## Document segment
****************

D365 eCommerce : Do you get the picture ?

One of the most common frustrations in D365 Commerce sounds deceptively simple:

I updated a product (or image). Why isn’t it visible in eCommerce?

The short answer:
Because D365 Commerce is using async pattern for performance and caching.

The slightly longer (and more honest) answer:
Because your “simple update” now has to travel through a small obstacle course of jobs, sync processes, caches, and services—spread nicely across multiple systems—before it earns the right to appear on the storefront.

This post walks through what actually happens, what you need to do, and—most importantly—what you should realistically expect in terms of timing.

At a high level, updates flow through three layers:

  1. Authoring layer
    • D365 F&O (product data)
    • Site Builder (content, images, CMS)
  2. Distribution layer
    • Commerce Scale Unit (CSU)
    • CDX jobs
  3. Presentation layer
    • E-commerce frontend (cached, CDN-backed)

Step 1: Product updates in F&O

In F&O, you typically:

  • Update product name, attributes, price
  • Assign category

I’ll assume your category is already connected to an assortment (if not, that’s your first problem).

Also worth noting:
From a technical perspective, D365 Commerce mostly operates on products, not “released products” as you think about them in F&O. The data originates there—but Commerce consumes it differently. So “it looks correct in F&O” is not a guarantee of anything.

Before doing anything else, verify:

  • Product is released and assigned to a category
  • Product/category is included in an assortment
  • Assortment is linked to the correct eCommerce channel
  • Required attributes are populated

Then run your distribution jobs:

  • 1040 – Products
  • 1150 – Catalog
  • 1070 – Channel configuration (sometimes required)

Or, if you’re feeling efficient:

  • 9999 – Full sync (delta)

This pushes data from F&O → CSU.

Timing:

  • Manual run: ~1–3 minutes
  • Batch (recurring): typically 5–15 minutes

So no, it won’t show up “immediately”.


Step 2: Images and Site Builder (where things feel real-time… until they aren’t)

Next stop: Site Builder. I’ll assume you’re using Omnichannel media management—because anything else in 2026 is just self-inflicted pain.

Here you:

  • Upload images
  • Map images to products

And yes—this part is important:

You must publish both:

  • The media assets
  • The product-media mappings

Saving is not publishing. Preview is not live. We’ve all learned this the hard way.


Step 3: The hidden roundtrip (CMS → F&O)

Here’s the part most people don’t expect:

Before anything becomes visible in eCommerce, a batch job in F&O must run:

  • CMS to HQ omnichannel media sync

This job:

  • Pulls media mappings from CMS
  • Stores references in F&O

Yes—correct:
Your product images are effectively registered in F&O before eCommerce can use them.

Which also explains why:

  • You can (with extensions) surface eCommerce images inside F&O
  • And why missing this job results in… nothing showing up

Typical setup:

  • Runs every ~5 minutes as a batch job

Step 4: And back again (F&O → CSU… again)

****************

## Supplied material
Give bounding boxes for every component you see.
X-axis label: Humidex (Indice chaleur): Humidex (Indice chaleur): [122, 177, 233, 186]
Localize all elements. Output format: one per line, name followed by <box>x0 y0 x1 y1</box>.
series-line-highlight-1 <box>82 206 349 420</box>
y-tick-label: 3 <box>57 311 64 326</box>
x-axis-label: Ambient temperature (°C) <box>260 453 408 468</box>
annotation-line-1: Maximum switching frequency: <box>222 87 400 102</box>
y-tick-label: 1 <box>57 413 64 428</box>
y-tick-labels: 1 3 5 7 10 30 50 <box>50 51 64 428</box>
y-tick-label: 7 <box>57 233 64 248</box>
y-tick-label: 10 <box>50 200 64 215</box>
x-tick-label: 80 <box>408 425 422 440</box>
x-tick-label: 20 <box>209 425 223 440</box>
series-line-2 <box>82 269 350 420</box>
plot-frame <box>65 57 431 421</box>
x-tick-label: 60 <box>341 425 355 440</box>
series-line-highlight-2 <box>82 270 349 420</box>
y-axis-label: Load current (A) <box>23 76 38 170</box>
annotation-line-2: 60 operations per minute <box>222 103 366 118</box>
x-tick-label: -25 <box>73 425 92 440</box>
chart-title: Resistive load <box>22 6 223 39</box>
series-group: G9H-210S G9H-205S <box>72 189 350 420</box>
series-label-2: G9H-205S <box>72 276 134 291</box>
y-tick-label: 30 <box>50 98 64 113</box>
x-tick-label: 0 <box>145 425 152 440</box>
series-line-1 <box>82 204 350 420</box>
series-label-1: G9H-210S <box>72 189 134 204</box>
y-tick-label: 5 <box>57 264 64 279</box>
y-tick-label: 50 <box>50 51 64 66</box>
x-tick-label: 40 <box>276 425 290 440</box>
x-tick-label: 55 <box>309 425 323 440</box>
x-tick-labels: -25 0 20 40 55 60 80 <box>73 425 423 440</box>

****************

## Task directions
Transcribe the part of the D365 eCommerce post that opens with the words containing "Step 2: Images" and closes with "just self-inflicted pain.". Work only from the text itself.

## Exercise result
Step 2: Images and Site Builder (where things feel real-time… until they aren’t)

Next stop: Site Builder. I’ll assume you’re using Omnichannel media management—because anything else in 2026 is just self-inflicted pain.